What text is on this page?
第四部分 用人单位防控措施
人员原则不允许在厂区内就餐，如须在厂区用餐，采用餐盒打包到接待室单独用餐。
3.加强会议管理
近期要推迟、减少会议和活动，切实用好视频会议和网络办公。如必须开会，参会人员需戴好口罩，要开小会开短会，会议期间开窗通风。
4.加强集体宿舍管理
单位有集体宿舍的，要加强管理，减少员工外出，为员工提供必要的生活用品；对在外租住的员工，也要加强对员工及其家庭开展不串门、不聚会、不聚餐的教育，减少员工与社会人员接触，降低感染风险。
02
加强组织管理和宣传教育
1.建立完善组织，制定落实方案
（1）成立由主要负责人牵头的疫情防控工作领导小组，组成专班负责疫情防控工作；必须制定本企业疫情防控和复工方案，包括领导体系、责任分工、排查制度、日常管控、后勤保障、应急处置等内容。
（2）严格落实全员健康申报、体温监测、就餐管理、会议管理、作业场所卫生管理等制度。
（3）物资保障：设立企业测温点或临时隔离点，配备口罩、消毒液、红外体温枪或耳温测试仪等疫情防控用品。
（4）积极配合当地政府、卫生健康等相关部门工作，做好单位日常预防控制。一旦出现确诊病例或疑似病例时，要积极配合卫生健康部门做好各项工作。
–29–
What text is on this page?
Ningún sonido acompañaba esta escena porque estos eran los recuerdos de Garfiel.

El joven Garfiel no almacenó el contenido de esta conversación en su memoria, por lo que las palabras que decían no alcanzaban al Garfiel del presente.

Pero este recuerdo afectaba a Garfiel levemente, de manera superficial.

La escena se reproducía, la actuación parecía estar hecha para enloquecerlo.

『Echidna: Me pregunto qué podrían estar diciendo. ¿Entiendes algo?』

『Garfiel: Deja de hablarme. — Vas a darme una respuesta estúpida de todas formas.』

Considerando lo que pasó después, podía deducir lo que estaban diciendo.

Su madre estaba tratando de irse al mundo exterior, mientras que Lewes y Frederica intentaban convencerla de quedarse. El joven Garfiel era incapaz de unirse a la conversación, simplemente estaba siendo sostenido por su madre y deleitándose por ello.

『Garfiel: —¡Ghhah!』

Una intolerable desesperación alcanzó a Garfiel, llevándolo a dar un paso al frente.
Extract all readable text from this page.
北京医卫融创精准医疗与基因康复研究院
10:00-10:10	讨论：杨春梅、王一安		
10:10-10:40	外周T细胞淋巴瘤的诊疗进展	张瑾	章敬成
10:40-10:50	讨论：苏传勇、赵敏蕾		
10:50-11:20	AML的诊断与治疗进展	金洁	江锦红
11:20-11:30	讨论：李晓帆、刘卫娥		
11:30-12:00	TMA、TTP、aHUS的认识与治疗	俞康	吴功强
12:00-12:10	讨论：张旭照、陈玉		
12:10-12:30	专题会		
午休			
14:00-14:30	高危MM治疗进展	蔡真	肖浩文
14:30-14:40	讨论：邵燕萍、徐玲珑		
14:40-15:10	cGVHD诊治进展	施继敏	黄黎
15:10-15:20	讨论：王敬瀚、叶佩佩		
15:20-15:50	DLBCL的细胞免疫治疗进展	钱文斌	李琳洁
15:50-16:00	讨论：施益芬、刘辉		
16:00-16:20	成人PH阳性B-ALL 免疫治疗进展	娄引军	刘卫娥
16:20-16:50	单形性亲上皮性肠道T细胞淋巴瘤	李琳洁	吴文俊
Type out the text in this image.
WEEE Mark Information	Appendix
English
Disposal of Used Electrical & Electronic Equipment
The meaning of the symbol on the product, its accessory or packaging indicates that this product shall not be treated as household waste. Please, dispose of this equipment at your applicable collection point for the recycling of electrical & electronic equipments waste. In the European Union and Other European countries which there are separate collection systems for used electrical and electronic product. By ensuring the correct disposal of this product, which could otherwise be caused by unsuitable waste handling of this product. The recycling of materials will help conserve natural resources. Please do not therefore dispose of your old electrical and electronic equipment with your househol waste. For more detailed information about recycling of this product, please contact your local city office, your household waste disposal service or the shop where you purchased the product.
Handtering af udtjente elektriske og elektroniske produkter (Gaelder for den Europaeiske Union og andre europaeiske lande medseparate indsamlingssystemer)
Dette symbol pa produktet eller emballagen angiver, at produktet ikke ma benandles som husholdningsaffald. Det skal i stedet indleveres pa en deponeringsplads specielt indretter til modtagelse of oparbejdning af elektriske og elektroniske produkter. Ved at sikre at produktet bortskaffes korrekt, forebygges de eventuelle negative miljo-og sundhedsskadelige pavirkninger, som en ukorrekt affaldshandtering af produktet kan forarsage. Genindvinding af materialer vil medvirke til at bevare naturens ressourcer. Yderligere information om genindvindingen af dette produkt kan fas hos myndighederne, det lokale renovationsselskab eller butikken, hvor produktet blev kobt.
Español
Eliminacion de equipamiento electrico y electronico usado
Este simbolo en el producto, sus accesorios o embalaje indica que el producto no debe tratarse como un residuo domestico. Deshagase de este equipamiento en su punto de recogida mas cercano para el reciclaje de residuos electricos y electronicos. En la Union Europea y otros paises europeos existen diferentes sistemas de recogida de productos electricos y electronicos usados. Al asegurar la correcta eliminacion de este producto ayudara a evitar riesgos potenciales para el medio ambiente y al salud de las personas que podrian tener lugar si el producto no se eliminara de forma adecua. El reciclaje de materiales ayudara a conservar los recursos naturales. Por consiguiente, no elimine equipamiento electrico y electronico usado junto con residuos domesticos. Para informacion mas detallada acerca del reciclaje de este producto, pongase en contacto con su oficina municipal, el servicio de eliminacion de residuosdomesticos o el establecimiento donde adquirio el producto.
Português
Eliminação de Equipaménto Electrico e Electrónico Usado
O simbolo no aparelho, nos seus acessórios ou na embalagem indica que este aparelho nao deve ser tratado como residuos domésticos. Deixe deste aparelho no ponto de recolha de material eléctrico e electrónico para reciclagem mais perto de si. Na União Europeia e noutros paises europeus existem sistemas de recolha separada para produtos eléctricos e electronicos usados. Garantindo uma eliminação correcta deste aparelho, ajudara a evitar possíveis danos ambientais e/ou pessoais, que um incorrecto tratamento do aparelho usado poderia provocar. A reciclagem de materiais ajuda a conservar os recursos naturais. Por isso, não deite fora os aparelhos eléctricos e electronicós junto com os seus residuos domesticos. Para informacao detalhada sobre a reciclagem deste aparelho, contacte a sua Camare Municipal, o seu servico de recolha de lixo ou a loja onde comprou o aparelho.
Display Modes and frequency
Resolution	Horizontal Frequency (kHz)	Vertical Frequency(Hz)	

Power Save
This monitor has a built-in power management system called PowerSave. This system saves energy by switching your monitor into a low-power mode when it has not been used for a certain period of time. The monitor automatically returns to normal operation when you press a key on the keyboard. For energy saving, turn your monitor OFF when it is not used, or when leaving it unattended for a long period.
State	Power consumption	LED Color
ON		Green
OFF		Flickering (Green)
========
** What to produce **
Repeat the entries shown above, every one, word for word.

** Answer to the exercise **
What text is on this page?
第四部分 用人单位防控措施
人员原则不允许在厂区内就餐，如须在厂区用餐，采用餐盒打包到接待室单独用餐。
3.加强会议管理
近期要推迟、减少会议和活动，切实用好视频会议和网络办公。如必须开会，参会人员需戴好口罩，要开小会开短会，会议期间开窗通风。
4.加强集体宿舍管理
单位有集体宿舍的，要加强管理，减少员工外出，为员工提供必要的生活用品；对在外租住的员工，也要加强对员工及其家庭开展不串门、不聚会、不聚餐的教育，减少员工与社会人员接触，降低感染风险。
02
加强组织管理和宣传教育
1.建立完善组织，制定落实方案
（1）成立由主要负责人牵头的疫情防控工作领导小组，组成专班负责疫情防控工作；必须制定本企业疫情防控和复工方案，包括领导体系、责任分工、排查制度、日常管控、后勤保障、应急处置等内容。
（2）严格落实全员健康申报、体温监测、就餐管理、会议管理、作业场所卫生管理等制度。
（3）物资保障：设立企业测温点或临时隔离点，配备口罩、消毒液、红外体温枪或耳温测试仪等疫情防控用品。
（4）积极配合当地政府、卫生健康等相关部门工作，做好单位日常预防控制。一旦出现确诊病例或疑似病例时，要积极配合卫生健康部门做好各项工作。
–29–
What text is on this page?
Ningún sonido acompañaba esta escena porque estos eran los recuerdos de Garfiel.

El joven Garfiel no almacenó el contenido de esta conversación en su memoria, por lo que las palabras que decían no alcanzaban al Garfiel del presente.

Pero este recuerdo afectaba a Garfiel levemente, de manera superficial.

La escena se reproducía, la actuación parecía estar hecha para enloquecerlo.

『Echidna: Me pregunto qué podrían estar diciendo. ¿Entiendes algo?』

『Garfiel: Deja de hablarme. — Vas a darme una respuesta estúpida de todas formas.』

Considerando lo que pasó después, podía deducir lo que estaban diciendo.

Su madre estaba tratando de irse al mundo exterior, mientras que Lewes y Frederica intentaban convencerla de quedarse. El joven Garfiel era incapaz de unirse a la conversación, simplemente estaba siendo sostenido por su madre y deleitándose por ello.

『Garfiel: —¡Ghhah!』

Una intolerable desesperación alcanzó a Garfiel, llevándolo a dar un paso al frente.
Extract all readable text from this page.
北京医卫融创精准医疗与基因康复研究院
10:00-10:10	讨论：杨春梅、王一安		
10:10-10:40	外周T细胞淋巴瘤的诊疗进展	张瑾	章敬成
10:40-10:50	讨论：苏传勇、赵敏蕾		
10:50-11:20	AML的诊断与治疗进展	金洁	江锦红
11:20-11:30	讨论：李晓帆、刘卫娥		
11:30-12:00	TMA、TTP、aHUS的认识与治疗	俞康	吴功强
12:00-12:10	讨论：张旭照、陈玉		
12:10-12:30	专题会		
午休			
14:00-14:30	高危MM治疗进展	蔡真	肖浩文
14:30-14:40	讨论：邵燕萍、徐玲珑		
14:40-15:10	cGVHD诊治进展	施继敏	黄黎
15:10-15:20	讨论：王敬瀚、叶佩佩		
15:20-15:50	DLBCL的细胞免疫治疗进展	钱文斌	李琳洁
15:50-16:00	讨论：施益芬、刘辉		
16:00-16:20	成人PH阳性B-ALL 免疫治疗进展	娄引军	刘卫娥
16:20-16:50	单形性亲上皮性肠道T细胞淋巴瘤	李琳洁	吴文俊
Type out the text in this image.
WEEE Mark Information	Appendix
English
Disposal of Used Electrical & Electronic Equipment
The meaning of the symbol on the product, its accessory or packaging indicates that this product shall not be treated as household waste. Please, dispose of this equipment at your applicable collection point for the recycling of electrical & electronic equipments waste. In the European Union and Other European countries which there are separate collection systems for used electrical and electronic product. By ensuring the correct disposal of this product, which could otherwise be caused by unsuitable waste handling of this product. The recycling of materials will help conserve natural resources. Please do not therefore dispose of your old electrical and electronic equipment with your househol waste. For more detailed information about recycling of this product, please contact your local city office, your household waste disposal service or the shop where you purchased the product.
Handtering af udtjente elektriske og elektroniske produkter (Gaelder for den Europaeiske Union og andre europaeiske lande medseparate indsamlingssystemer)
Dette symbol pa produktet eller emballagen angiver, at produktet ikke ma benandles som husholdningsaffald. Det skal i stedet indleveres pa en deponeringsplads specielt indretter til modtagelse of oparbejdning af elektriske og elektroniske produkter. Ved at sikre at produktet bortskaffes korrekt, forebygges de eventuelle negative miljo-og sundhedsskadelige pavirkninger, som en ukorrekt affaldshandtering af produktet kan forarsage. Genindvinding af materialer vil medvirke til at bevare naturens ressourcer. Yderligere information om genindvindingen af dette produkt kan fas hos myndighederne, det lokale renovationsselskab eller butikken, hvor produktet blev kobt.
Español
Eliminacion de equipamiento electrico y electronico usado
Este simbolo en el producto, sus accesorios o embalaje indica que el producto no debe tratarse como un residuo domestico. Deshagase de este equipamiento en su punto de recogida mas cercano para el reciclaje de residuos electricos y electronicos. En la Union Europea y otros paises europeos existen diferentes sistemas de recogida de productos electricos y electronicos usados. Al asegurar la correcta eliminacion de este producto ayudara a evitar riesgos potenciales para el medio ambiente y al salud de las personas que podrian tener lugar si el producto no se eliminara de forma adecua. El reciclaje de materiales ayudara a conservar los recursos naturales. Por consiguiente, no elimine equipamiento electrico y electronico usado junto con residuos domesticos. Para informacion mas detallada acerca del reciclaje de este producto, pongase en contacto con su oficina municipal, el servicio de eliminacion de residuosdomesticos o el establecimiento donde adquirio el producto.
Português
Eliminação de Equipaménto Electrico e Electrónico Usado
O simbolo no aparelho, nos seus acessórios ou na embalagem indica que este aparelho nao deve ser tratado como residuos domésticos. Deixe deste aparelho no ponto de recolha de material eléctrico e electrónico para reciclagem mais perto de si. Na União Europeia e noutros paises europeus existem sistemas de recolha separada para produtos eléctricos e electronicos usados. Garantindo uma eliminação correcta deste aparelho, ajudara a evitar possíveis danos ambientais e/ou pessoais, que um incorrecto tratamento do aparelho usado poderia provocar. A reciclagem de materiais ajuda a conservar os recursos naturais. Por isso, não deite fora os aparelhos eléctricos e electronicós junto com os seus residuos domesticos. Para informacao detalhada sobre a reciclagem deste aparelho, contacte a sua Camare Municipal, o seu servico de recolha de lixo ou a loja onde comprou o aparelho.
Display Modes and frequency
Resolution	Horizontal Frequency (kHz)	Vertical Frequency(Hz)	

Power Save
This monitor has a built-in power management system called PowerSave. This system saves energy by switching your monitor into a low-power mode when it has not been used for a certain period of time. The monitor automatically returns to normal operation when you press a key on the keyboard. For energy saving, turn your monitor OFF when it is not used, or when leaving it unattended for a long period.
State	Power consumption	LED Color
ON		Green
OFF		Flickering (Green)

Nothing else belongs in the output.